§ **WRITTEN PROBLEM**
Extract each line of the material that follows exactly and omit its pictures.

[Stored records]
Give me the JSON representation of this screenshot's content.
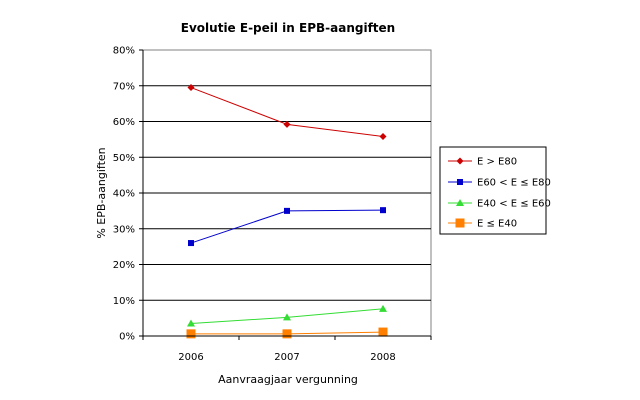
{
  "chart_data": {
    "type": "line",
    "title": "Evolutie E-peil in EPB-aangiften",
    "xlabel": "Aanvraagjaar vergunning",
    "ylabel": "% EPB-aangiften",
    "categories": [
      "2006",
      "2007",
      "2008"
    ],
    "ylim": [
      0,
      80
    ],
    "yticks": [
      0,
      10,
      20,
      30,
      40,
      50,
      60,
      70,
      80
    ],
    "ytick_labels": [
      "0%",
      "10%",
      "20%",
      "30%",
      "40%",
      "50%",
      "60%",
      "70%",
      "80%"
    ],
    "grid": "horizontal",
    "legend_position": "right",
    "series": [
      {
        "name": "E > E80",
        "values": [
          69.5,
          59.2,
          55.8
        ],
        "color": "#cc0000",
        "marker": "diamond"
      },
      {
        "name": "E60 < E ≤ E80",
        "values": [
          26.0,
          35.0,
          35.2
        ],
        "color": "#0000cc",
        "marker": "square"
      },
      {
        "name": "E40 < E ≤ E60",
        "values": [
          3.5,
          5.2,
          7.6
        ],
        "color": "#33dd33",
        "marker": "triangle"
      },
      {
        "name": "E ≤ E40",
        "values": [
          0.6,
          0.6,
          1.1
        ],
        "color": "#ff7f00",
        "marker": "square-large"
      }
    ]
  }
}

§ **SOLUTION FOR THIS PROBLEM**
Give me the JSON representation of this screenshot's content.
{
  "chart_data": {
    "type": "line",
    "title": "Evolutie E-peil in EPB-aangiften",
    "xlabel": "Aanvraagjaar vergunning",
    "ylabel": "% EPB-aangiften",
    "categories": [
      "2006",
      "2007",
      "2008"
    ],
    "ylim": [
      0,
      80
    ],
    "yticks": [
      0,
      10,
      20,
      30,
      40,
      50,
      60,
      70,
      80
    ],
    "ytick_labels": [
      "0%",
      "10%",
      "20%",
      "30%",
      "40%",
      "50%",
      "60%",
      "70%",
      "80%"
    ],
    "grid": "horizontal",
    "legend_position": "right",
    "series": [
      {
        "name": "E > E80",
        "values": [
          69.5,
          59.2,
          55.8
        ],
        "color": "#cc0000",
        "marker": "diamond"
      },
      {
        "name": "E60 < E ≤ E80",
        "values": [
          26.0,
          35.0,
          35.2
        ],
        "color": "#0000cc",
        "marker": "square"
      },
      {
        "name": "E40 < E ≤ E60",
        "values": [
          3.5,
          5.2,
          7.6
        ],
        "color": "#33dd33",
        "marker": "triangle"
      },
      {
        "name": "E ≤ E40",
        "values": [
          0.6,
          0.6,
          1.1
        ],
        "color": "#ff7f00",
        "marker": "square-large"
      }
    ]
  }
}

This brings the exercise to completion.